=== Raw data ===
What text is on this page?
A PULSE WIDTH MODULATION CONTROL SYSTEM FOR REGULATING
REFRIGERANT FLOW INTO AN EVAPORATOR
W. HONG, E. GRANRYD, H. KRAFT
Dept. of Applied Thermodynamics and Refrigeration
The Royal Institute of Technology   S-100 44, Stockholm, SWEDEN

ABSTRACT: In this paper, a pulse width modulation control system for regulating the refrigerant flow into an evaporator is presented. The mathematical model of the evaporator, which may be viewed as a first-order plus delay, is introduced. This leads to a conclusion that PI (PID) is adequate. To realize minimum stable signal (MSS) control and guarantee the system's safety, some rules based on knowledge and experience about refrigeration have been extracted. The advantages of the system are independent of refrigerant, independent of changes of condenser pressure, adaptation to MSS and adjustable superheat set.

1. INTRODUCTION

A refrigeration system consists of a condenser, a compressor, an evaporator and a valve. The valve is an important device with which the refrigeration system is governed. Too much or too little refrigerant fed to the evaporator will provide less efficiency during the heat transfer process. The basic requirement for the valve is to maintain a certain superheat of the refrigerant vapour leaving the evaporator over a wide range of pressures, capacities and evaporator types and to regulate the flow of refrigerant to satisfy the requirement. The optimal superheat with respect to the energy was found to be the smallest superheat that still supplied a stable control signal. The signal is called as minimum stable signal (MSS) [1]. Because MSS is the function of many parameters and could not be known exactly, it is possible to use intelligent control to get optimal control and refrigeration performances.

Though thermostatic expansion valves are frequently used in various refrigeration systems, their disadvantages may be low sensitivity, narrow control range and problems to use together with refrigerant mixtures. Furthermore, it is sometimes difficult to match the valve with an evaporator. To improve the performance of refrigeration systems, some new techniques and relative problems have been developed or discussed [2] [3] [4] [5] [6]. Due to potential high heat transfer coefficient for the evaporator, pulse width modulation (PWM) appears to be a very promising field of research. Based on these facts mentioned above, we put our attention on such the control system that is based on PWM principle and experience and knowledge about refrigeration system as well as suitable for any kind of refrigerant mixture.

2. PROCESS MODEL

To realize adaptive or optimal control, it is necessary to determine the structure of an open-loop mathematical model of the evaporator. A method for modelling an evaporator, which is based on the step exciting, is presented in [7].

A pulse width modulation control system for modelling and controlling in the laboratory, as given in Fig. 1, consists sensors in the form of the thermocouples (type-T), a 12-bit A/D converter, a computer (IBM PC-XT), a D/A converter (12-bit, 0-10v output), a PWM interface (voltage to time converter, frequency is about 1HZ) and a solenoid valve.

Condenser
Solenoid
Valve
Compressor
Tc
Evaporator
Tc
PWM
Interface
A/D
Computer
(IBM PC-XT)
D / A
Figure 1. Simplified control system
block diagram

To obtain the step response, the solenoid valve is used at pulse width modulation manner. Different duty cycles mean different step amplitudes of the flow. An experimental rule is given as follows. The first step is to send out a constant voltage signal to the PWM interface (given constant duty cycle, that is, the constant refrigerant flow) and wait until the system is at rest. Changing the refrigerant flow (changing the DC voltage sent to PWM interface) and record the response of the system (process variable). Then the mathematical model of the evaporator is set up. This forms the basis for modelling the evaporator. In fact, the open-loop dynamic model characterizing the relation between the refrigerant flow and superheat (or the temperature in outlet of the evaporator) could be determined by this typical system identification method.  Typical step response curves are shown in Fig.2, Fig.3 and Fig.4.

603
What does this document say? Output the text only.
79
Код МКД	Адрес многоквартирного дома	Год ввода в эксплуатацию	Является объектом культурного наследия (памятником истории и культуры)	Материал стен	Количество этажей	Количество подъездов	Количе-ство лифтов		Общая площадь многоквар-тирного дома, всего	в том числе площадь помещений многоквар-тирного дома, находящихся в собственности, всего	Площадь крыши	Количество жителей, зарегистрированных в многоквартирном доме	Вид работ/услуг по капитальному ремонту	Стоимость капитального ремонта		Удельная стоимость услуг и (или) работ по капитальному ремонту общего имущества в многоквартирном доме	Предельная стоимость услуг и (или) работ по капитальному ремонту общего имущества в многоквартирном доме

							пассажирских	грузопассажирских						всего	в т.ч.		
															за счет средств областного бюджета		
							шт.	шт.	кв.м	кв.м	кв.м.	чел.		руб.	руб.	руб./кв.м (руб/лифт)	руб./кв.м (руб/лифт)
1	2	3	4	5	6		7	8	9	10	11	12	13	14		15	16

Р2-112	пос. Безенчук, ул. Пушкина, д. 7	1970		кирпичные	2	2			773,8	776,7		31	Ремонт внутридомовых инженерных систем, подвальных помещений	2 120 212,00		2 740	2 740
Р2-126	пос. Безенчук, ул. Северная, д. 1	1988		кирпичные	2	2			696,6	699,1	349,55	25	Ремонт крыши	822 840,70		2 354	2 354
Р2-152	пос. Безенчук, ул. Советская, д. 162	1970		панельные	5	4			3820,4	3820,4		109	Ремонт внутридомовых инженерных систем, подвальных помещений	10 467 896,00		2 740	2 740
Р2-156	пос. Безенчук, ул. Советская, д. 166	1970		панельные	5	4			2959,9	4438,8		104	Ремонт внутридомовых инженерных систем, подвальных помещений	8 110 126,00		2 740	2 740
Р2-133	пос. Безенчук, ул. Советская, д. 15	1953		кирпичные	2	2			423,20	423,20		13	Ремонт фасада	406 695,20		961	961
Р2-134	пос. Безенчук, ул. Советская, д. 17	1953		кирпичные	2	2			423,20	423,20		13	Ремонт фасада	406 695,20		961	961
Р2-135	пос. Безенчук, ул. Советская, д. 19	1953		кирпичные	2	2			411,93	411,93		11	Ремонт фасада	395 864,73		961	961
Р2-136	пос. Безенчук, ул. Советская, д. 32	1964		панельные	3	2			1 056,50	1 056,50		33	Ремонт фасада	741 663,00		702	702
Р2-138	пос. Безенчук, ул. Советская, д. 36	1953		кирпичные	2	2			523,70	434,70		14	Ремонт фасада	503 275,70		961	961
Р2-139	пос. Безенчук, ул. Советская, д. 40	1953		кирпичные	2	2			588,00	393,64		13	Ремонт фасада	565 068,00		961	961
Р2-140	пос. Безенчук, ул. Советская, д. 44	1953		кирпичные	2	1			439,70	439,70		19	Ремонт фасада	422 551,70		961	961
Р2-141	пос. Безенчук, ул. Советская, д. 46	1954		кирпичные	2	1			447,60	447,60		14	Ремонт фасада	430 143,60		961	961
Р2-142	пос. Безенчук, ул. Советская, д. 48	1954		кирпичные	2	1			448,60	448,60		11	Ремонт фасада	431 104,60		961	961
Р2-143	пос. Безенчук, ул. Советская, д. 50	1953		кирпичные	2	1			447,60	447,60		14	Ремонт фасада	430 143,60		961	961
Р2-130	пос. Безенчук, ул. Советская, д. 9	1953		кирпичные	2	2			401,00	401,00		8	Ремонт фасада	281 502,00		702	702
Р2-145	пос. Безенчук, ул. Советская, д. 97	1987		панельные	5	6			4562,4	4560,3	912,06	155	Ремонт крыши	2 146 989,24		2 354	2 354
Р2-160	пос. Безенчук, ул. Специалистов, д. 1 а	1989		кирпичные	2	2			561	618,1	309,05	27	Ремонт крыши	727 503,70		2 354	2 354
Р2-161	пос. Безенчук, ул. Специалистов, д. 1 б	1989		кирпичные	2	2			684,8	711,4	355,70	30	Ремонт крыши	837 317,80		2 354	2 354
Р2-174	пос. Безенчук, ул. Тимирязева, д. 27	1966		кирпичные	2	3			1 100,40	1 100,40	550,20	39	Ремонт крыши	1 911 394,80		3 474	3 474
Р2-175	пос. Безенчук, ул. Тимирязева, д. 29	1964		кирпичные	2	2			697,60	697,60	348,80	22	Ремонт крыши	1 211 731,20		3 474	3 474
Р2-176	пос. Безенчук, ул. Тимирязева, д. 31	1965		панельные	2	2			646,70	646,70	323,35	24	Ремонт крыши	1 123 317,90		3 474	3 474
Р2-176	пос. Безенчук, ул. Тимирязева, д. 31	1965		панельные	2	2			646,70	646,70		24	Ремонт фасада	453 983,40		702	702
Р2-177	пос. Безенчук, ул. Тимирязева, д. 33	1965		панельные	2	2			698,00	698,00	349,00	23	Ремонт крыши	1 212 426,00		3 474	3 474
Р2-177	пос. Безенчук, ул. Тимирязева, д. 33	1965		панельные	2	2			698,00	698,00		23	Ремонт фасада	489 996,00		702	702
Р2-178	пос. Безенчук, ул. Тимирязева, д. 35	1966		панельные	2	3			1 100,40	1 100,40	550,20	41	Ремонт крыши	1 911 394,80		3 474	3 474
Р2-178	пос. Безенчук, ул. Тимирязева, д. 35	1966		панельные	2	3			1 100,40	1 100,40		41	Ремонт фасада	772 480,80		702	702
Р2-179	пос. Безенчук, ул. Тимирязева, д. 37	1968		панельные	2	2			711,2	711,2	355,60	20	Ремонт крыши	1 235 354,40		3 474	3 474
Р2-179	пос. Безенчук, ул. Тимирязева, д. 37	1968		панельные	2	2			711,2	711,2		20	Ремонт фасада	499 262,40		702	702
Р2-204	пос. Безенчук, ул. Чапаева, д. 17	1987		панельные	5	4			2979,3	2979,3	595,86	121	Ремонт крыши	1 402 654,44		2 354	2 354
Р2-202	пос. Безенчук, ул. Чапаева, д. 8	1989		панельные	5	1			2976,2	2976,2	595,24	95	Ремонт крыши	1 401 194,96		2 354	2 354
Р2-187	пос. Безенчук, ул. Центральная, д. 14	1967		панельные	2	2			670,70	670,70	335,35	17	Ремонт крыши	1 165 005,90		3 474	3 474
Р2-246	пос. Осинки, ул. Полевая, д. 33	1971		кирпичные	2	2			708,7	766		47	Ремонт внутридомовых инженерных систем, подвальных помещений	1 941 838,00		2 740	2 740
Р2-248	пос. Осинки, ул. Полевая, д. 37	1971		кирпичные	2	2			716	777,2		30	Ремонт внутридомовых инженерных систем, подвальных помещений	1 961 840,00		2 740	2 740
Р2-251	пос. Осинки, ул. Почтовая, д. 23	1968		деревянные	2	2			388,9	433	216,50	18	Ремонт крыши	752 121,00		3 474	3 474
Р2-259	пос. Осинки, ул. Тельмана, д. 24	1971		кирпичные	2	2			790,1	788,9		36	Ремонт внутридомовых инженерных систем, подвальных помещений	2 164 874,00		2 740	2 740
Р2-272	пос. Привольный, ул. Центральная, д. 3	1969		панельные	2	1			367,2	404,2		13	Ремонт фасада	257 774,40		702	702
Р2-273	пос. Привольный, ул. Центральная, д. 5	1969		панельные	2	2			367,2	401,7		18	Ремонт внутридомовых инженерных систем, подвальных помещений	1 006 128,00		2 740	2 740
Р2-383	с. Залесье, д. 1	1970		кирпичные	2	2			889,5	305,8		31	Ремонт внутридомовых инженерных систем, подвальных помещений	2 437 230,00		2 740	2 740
===
Select every line in the records above that contains the word "presented".

(Expected answer):
ABSTRACT: In this paper, a pulse width modulation control system for regulating the refrigerant flow into an evaporator is presented. The mathematical model of the evaporator, which may be viewed as a first-order plus delay, is introduced. This leads to a conclusion that PI (PID) is adequate. To realize minimum stable signal (MSS) control and guarantee the system's safety, some rules based on knowledge and experience about refrigeration have been extracted. The advantages of the system are independent of refrigerant, independent of changes of condenser pressure, adaptation to MSS and adjustable superheat set.
To realize adaptive or optimal control, it is necessary to determine the structure of an open-loop mathematical model of the evaporator. A method for modelling an evaporator, which is based on the step exciting, is presented in [7].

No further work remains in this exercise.